§ **What the exercise asks**
Scan the entries below and state how many lines contain "sigma". No other output.

§ **Data for analysis**
* * * * *
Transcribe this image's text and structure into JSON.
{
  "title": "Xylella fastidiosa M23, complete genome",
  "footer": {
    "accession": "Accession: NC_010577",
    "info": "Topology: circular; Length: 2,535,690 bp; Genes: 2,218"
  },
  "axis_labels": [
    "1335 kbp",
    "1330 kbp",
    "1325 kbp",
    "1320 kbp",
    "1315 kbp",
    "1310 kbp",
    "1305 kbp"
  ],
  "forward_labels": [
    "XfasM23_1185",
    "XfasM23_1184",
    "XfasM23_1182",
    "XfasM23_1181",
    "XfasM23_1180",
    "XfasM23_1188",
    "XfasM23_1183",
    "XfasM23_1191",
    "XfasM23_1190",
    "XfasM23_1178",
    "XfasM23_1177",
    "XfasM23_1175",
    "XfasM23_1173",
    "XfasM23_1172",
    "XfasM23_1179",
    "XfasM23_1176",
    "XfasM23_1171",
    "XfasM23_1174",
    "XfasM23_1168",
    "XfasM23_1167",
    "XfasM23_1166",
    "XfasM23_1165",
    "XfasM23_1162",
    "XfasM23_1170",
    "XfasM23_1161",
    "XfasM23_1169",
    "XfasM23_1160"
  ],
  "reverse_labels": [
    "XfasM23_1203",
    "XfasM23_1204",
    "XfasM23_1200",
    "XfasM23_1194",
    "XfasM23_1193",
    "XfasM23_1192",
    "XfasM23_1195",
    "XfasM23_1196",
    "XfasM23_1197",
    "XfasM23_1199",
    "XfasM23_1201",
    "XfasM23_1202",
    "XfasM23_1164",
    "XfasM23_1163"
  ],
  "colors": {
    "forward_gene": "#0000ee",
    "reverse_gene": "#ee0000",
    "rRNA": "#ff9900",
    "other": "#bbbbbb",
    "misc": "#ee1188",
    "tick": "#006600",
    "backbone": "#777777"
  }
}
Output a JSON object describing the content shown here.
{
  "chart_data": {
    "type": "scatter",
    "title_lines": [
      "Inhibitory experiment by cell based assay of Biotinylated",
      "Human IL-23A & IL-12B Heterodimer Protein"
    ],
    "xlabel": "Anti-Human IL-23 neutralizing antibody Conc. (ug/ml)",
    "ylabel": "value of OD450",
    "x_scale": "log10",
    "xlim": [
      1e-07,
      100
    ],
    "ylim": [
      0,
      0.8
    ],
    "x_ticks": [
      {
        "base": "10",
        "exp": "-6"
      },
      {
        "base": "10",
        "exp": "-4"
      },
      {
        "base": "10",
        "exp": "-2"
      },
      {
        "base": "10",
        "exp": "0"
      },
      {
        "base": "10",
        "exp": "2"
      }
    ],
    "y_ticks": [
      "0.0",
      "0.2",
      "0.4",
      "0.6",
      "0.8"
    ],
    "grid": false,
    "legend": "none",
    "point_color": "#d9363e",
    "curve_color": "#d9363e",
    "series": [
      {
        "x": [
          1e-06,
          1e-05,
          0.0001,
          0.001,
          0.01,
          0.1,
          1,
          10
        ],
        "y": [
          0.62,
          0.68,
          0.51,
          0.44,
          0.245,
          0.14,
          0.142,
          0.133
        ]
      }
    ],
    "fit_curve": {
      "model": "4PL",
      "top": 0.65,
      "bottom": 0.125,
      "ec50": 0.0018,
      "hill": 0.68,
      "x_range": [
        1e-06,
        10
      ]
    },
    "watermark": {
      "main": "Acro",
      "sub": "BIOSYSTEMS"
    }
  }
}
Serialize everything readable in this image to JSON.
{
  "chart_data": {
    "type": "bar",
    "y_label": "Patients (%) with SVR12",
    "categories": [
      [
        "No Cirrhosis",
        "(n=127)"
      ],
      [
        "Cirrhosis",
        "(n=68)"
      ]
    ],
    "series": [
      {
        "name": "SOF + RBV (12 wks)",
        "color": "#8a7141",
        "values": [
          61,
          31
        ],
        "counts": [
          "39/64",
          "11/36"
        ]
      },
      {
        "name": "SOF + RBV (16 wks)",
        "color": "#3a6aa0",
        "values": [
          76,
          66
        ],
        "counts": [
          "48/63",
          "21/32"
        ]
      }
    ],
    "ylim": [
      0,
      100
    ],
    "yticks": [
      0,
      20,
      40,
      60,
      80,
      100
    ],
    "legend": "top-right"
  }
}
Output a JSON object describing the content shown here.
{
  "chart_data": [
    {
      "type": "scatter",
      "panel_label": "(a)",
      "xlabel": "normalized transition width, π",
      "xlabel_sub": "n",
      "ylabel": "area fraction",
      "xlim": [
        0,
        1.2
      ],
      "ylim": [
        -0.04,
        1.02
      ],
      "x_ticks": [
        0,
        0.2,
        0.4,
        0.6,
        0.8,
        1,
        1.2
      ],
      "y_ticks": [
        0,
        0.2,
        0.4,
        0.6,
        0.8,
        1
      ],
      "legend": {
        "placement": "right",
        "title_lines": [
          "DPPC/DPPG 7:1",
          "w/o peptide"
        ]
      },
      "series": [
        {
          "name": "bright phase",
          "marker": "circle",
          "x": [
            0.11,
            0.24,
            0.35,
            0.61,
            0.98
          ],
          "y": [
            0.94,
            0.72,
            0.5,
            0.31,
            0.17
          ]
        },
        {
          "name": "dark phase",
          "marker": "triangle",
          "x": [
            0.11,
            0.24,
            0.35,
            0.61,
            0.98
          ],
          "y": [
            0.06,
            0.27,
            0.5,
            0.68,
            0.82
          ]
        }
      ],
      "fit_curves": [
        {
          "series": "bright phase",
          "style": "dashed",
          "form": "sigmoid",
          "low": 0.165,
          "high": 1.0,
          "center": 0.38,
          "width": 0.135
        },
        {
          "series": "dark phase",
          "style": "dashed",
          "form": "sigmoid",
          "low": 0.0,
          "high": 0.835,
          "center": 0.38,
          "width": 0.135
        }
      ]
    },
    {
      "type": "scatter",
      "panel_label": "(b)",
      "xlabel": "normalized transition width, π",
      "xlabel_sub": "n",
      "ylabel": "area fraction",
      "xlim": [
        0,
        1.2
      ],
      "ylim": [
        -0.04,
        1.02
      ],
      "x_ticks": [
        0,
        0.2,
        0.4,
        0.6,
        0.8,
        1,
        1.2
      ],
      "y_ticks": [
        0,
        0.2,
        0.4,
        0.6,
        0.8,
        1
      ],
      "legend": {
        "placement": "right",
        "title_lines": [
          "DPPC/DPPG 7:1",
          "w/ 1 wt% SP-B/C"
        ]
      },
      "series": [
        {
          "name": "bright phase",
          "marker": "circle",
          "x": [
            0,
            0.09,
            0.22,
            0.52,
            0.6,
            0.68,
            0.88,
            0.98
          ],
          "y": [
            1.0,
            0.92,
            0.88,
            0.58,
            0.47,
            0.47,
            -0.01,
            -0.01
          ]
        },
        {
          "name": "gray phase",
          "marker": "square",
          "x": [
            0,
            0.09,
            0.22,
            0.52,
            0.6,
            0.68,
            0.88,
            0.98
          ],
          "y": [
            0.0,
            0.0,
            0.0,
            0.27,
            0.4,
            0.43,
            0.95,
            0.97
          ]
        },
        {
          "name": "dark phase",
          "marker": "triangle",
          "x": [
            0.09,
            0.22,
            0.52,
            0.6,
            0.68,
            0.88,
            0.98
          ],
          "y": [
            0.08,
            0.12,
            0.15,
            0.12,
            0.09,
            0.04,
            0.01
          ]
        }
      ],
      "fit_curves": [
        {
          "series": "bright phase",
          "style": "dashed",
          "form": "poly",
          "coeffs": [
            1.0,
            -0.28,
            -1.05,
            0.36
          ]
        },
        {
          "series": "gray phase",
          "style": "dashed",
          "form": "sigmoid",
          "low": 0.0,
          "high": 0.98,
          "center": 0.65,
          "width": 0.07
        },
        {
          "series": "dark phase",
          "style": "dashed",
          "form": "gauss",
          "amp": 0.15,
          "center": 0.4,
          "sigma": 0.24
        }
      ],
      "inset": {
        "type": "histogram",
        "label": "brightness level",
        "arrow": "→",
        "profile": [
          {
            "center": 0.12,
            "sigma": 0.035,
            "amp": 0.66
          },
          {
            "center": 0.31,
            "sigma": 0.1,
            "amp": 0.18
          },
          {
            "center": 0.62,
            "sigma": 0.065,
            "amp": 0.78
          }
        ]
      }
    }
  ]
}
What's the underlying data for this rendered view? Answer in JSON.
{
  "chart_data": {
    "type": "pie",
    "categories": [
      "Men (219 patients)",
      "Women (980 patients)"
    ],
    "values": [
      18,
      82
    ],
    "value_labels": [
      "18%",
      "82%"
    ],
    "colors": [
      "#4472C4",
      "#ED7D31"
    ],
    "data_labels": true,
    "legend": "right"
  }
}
* * * * *
§ **Result of this task**
4